=== Stored data ===

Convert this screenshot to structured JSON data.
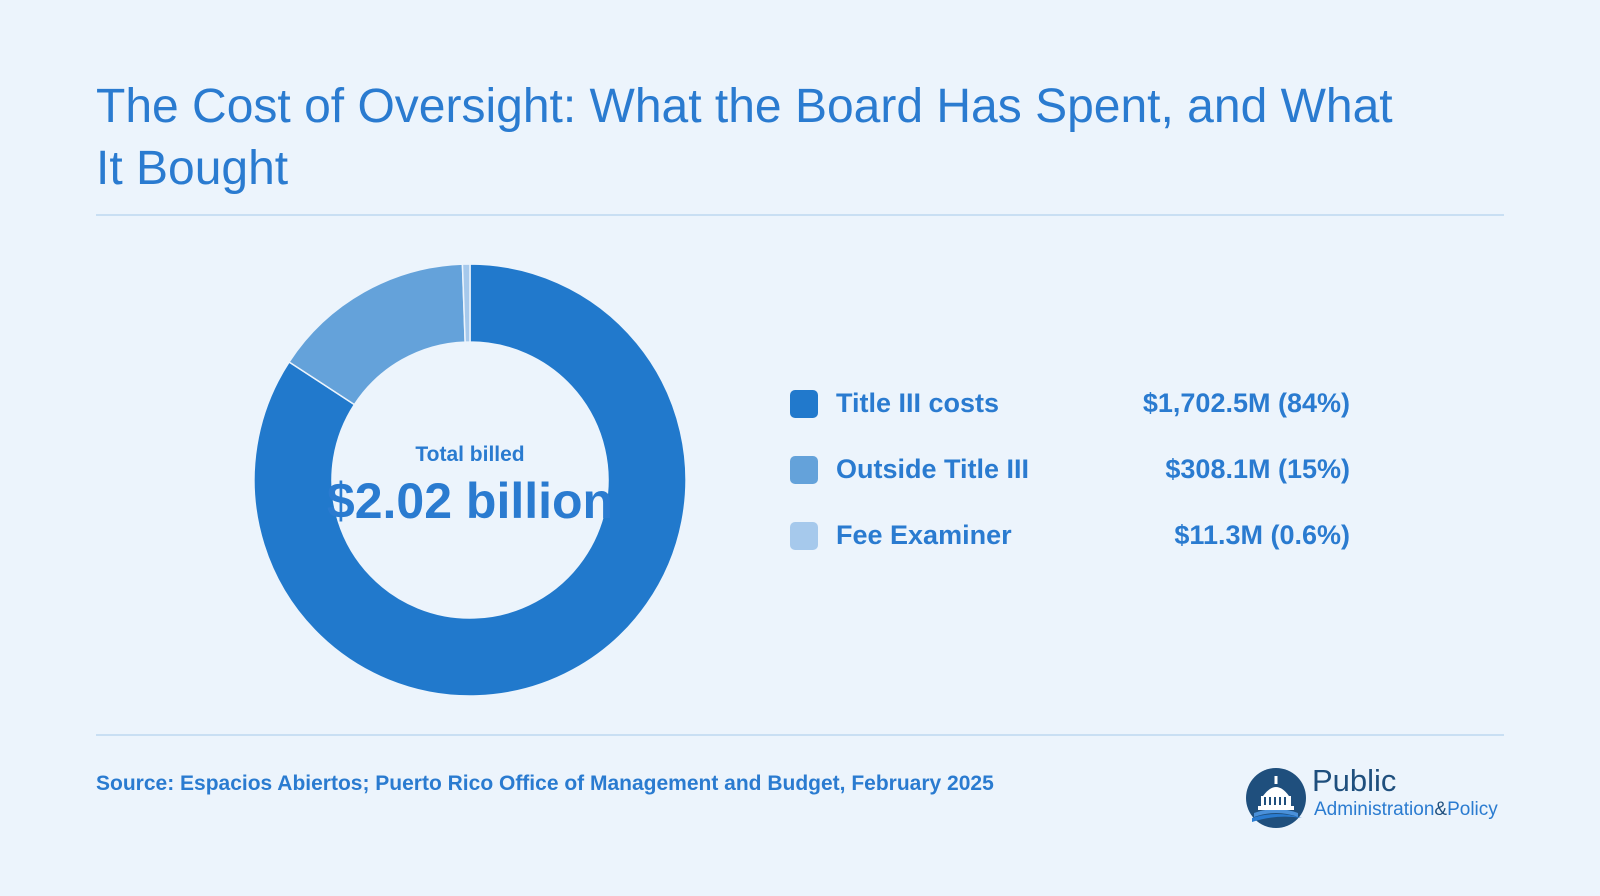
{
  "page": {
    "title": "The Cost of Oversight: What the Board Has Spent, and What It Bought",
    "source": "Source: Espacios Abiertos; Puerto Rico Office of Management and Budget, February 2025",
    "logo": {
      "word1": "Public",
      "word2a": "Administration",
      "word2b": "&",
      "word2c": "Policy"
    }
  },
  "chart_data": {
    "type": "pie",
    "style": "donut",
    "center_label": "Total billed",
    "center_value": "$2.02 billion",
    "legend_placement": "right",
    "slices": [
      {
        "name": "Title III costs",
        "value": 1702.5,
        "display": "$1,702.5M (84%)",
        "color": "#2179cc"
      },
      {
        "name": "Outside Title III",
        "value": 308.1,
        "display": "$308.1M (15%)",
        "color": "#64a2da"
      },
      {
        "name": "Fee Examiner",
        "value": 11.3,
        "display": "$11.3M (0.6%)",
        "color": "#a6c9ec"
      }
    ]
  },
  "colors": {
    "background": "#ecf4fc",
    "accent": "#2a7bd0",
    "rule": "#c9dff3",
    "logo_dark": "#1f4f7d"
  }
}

===

* **Task brief**
In your copy, repeat each record exactly and include no pictures.

* **Reply**
Convert this screenshot to structured JSON data.
{
  "page": {
    "title": "The Cost of Oversight: What the Board Has Spent, and What It Bought",
    "source": "Source: Espacios Abiertos; Puerto Rico Office of Management and Budget, February 2025",
    "logo": {
      "word1": "Public",
      "word2a": "Administration",
      "word2b": "&",
      "word2c": "Policy"
    }
  },
  "chart_data": {
    "type": "pie",
    "style": "donut",
    "center_label": "Total billed",
    "center_value": "$2.02 billion",
    "legend_placement": "right",
    "slices": [
      {
        "name": "Title III costs",
        "value": 1702.5,
        "display": "$1,702.5M (84%)",
        "color": "#2179cc"
      },
      {
        "name": "Outside Title III",
        "value": 308.1,
        "display": "$308.1M (15%)",
        "color": "#64a2da"
      },
      {
        "name": "Fee Examiner",
        "value": 11.3,
        "display": "$11.3M (0.6%)",
        "color": "#a6c9ec"
      }
    ]
  },
  "colors": {
    "background": "#ecf4fc",
    "accent": "#2a7bd0",
    "rule": "#c9dff3",
    "logo_dark": "#1f4f7d"
  }
}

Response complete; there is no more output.